## TASK REQUIREMENTS
Repeat the data verbatim.

## EXERCISE MATERIALS

===

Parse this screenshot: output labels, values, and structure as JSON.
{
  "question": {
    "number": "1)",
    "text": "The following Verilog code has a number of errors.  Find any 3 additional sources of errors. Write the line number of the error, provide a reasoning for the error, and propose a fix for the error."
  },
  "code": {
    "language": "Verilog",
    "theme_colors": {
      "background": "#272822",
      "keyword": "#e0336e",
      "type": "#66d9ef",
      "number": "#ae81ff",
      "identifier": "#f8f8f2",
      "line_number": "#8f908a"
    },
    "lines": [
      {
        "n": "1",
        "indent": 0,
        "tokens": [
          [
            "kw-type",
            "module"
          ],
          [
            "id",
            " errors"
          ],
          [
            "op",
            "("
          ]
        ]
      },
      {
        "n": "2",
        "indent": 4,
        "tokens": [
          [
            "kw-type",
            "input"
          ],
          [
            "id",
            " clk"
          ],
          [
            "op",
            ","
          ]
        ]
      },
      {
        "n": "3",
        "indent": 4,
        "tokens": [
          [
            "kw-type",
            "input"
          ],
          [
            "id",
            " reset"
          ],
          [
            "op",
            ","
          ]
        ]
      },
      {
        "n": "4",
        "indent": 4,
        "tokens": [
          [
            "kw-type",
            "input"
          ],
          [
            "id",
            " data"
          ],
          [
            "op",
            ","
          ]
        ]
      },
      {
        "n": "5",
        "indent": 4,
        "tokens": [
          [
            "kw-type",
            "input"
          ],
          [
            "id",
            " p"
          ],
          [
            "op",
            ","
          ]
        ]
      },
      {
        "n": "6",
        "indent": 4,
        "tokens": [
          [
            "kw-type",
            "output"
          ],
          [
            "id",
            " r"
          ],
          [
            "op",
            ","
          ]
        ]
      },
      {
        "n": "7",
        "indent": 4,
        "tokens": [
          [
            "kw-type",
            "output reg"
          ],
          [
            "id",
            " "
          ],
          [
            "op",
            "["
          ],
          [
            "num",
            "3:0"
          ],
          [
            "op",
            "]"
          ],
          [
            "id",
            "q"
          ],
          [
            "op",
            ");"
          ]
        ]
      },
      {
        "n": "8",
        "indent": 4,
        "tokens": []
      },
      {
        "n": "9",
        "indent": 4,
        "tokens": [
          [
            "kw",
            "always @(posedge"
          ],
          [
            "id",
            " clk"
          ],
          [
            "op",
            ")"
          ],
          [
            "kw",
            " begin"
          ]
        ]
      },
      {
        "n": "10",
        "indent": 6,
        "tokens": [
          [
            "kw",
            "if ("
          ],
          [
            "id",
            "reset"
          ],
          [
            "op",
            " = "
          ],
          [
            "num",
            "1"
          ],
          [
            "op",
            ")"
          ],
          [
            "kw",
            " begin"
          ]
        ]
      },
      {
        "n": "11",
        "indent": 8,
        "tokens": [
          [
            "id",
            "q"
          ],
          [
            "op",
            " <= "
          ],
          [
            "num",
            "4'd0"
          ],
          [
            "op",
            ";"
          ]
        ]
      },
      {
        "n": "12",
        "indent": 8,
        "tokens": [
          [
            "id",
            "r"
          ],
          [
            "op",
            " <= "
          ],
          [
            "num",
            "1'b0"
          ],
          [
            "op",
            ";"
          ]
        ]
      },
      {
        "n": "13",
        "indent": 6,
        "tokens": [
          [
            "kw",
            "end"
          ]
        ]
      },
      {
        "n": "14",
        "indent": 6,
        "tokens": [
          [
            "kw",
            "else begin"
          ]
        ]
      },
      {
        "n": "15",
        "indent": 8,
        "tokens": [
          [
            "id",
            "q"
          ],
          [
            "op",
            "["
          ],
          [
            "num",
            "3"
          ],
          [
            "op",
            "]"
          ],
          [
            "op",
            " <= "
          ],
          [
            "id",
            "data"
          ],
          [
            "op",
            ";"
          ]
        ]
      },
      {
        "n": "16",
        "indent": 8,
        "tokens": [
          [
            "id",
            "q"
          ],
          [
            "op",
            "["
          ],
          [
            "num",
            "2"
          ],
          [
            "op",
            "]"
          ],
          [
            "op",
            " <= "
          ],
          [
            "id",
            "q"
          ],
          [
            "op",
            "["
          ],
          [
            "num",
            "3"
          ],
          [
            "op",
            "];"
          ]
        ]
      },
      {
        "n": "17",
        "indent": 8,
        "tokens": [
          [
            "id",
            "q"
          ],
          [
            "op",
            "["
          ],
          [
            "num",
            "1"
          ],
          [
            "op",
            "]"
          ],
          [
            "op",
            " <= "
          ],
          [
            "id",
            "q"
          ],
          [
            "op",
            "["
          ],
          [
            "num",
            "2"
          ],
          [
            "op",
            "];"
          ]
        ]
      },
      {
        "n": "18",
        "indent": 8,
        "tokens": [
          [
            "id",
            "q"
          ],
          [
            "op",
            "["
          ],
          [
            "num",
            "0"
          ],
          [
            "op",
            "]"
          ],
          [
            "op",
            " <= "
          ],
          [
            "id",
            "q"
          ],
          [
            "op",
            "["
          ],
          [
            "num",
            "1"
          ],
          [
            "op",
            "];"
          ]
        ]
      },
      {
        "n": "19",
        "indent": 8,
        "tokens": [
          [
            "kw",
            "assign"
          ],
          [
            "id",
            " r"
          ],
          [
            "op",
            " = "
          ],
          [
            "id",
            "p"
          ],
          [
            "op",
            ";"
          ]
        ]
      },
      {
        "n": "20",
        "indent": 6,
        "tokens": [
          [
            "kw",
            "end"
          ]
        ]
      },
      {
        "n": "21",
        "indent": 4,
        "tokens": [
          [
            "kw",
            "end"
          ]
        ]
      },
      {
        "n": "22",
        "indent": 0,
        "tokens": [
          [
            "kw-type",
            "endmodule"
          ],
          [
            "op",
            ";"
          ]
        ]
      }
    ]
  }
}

===

## SOLUTION TO THE EXERCISE
Parse this screenshot: output labels, values, and structure as JSON.
{
  "question": {
    "number": "1)",
    "text": "The following Verilog code has a number of errors.  Find any 3 additional sources of errors. Write the line number of the error, provide a reasoning for the error, and propose a fix for the error."
  },
  "code": {
    "language": "Verilog",
    "theme_colors": {
      "background": "#272822",
      "keyword": "#e0336e",
      "type": "#66d9ef",
      "number": "#ae81ff",
      "identifier": "#f8f8f2",
      "line_number": "#8f908a"
    },
    "lines": [
      {
        "n": "1",
        "indent": 0,
        "tokens": [
          [
            "kw-type",
            "module"
          ],
          [
            "id",
            " errors"
          ],
          [
            "op",
            "("
          ]
        ]
      },
      {
        "n": "2",
        "indent": 4,
        "tokens": [
          [
            "kw-type",
            "input"
          ],
          [
            "id",
            " clk"
          ],
          [
            "op",
            ","
          ]
        ]
      },
      {
        "n": "3",
        "indent": 4,
        "tokens": [
          [
            "kw-type",
            "input"
          ],
          [
            "id",
            " reset"
          ],
          [
            "op",
            ","
          ]
        ]
      },
      {
        "n": "4",
        "indent": 4,
        "tokens": [
          [
            "kw-type",
            "input"
          ],
          [
            "id",
            " data"
          ],
          [
            "op",
            ","
          ]
        ]
      },
      {
        "n": "5",
        "indent": 4,
        "tokens": [
          [
            "kw-type",
            "input"
          ],
          [
            "id",
            " p"
          ],
          [
            "op",
            ","
          ]
        ]
      },
      {
        "n": "6",
        "indent": 4,
        "tokens": [
          [
            "kw-type",
            "output"
          ],
          [
            "id",
            " r"
          ],
          [
            "op",
            ","
          ]
        ]
      },
      {
        "n": "7",
        "indent": 4,
        "tokens": [
          [
            "kw-type",
            "output reg"
          ],
          [
            "id",
            " "
          ],
          [
            "op",
            "["
          ],
          [
            "num",
            "3:0"
          ],
          [
            "op",
            "]"
          ],
          [
            "id",
            "q"
          ],
          [
            "op",
            ");"
          ]
        ]
      },
      {
        "n": "8",
        "indent": 4,
        "tokens": []
      },
      {
        "n": "9",
        "indent": 4,
        "tokens": [
          [
            "kw",
            "always @(posedge"
          ],
          [
            "id",
            " clk"
          ],
          [
            "op",
            ")"
          ],
          [
            "kw",
            " begin"
          ]
        ]
      },
      {
        "n": "10",
        "indent": 6,
        "tokens": [
          [
            "kw",
            "if ("
          ],
          [
            "id",
            "reset"
          ],
          [
            "op",
            " = "
          ],
          [
            "num",
            "1"
          ],
          [
            "op",
            ")"
          ],
          [
            "kw",
            " begin"
          ]
        ]
      },
      {
        "n": "11",
        "indent": 8,
        "tokens": [
          [
            "id",
            "q"
          ],
          [
            "op",
            " <= "
          ],
          [
            "num",
            "4'd0"
          ],
          [
            "op",
            ";"
          ]
        ]
      },
      {
        "n": "12",
        "indent": 8,
        "tokens": [
          [
            "id",
            "r"
          ],
          [
            "op",
            " <= "
          ],
          [
            "num",
            "1'b0"
          ],
          [
            "op",
            ";"
          ]
        ]
      },
      {
        "n": "13",
        "indent": 6,
        "tokens": [
          [
            "kw",
            "end"
          ]
        ]
      },
      {
        "n": "14",
        "indent": 6,
        "tokens": [
          [
            "kw",
            "else begin"
          ]
        ]
      },
      {
        "n": "15",
        "indent": 8,
        "tokens": [
          [
            "id",
            "q"
          ],
          [
            "op",
            "["
          ],
          [
            "num",
            "3"
          ],
          [
            "op",
            "]"
          ],
          [
            "op",
            " <= "
          ],
          [
            "id",
            "data"
          ],
          [
            "op",
            ";"
          ]
        ]
      },
      {
        "n": "16",
        "indent": 8,
        "tokens": [
          [
            "id",
            "q"
          ],
          [
            "op",
            "["
          ],
          [
            "num",
            "2"
          ],
          [
            "op",
            "]"
          ],
          [
            "op",
            " <= "
          ],
          [
            "id",
            "q"
          ],
          [
            "op",
            "["
          ],
          [
            "num",
            "3"
          ],
          [
            "op",
            "];"
          ]
        ]
      },
      {
        "n": "17",
        "indent": 8,
        "tokens": [
          [
            "id",
            "q"
          ],
          [
            "op",
            "["
          ],
          [
            "num",
            "1"
          ],
          [
            "op",
            "]"
          ],
          [
            "op",
            " <= "
          ],
          [
            "id",
            "q"
          ],
          [
            "op",
            "["
          ],
          [
            "num",
            "2"
          ],
          [
            "op",
            "];"
          ]
        ]
      },
      {
        "n": "18",
        "indent": 8,
        "tokens": [
          [
            "id",
            "q"
          ],
          [
            "op",
            "["
          ],
          [
            "num",
            "0"
          ],
          [
            "op",
            "]"
          ],
          [
            "op",
            " <= "
          ],
          [
            "id",
            "q"
          ],
          [
            "op",
            "["
          ],
          [
            "num",
            "1"
          ],
          [
            "op",
            "];"
          ]
        ]
      },
      {
        "n": "19",
        "indent": 8,
        "tokens": [
          [
            "kw",
            "assign"
          ],
          [
            "id",
            " r"
          ],
          [
            "op",
            " = "
          ],
          [
            "id",
            "p"
          ],
          [
            "op",
            ";"
          ]
        ]
      },
      {
        "n": "20",
        "indent": 6,
        "tokens": [
          [
            "kw",
            "end"
          ]
        ]
      },
      {
        "n": "21",
        "indent": 4,
        "tokens": [
          [
            "kw",
            "end"
          ]
        ]
      },
      {
        "n": "22",
        "indent": 0,
        "tokens": [
          [
            "kw-type",
            "endmodule"
          ],
          [
            "op",
            ";"
          ]
        ]
      }
    ]
  }
}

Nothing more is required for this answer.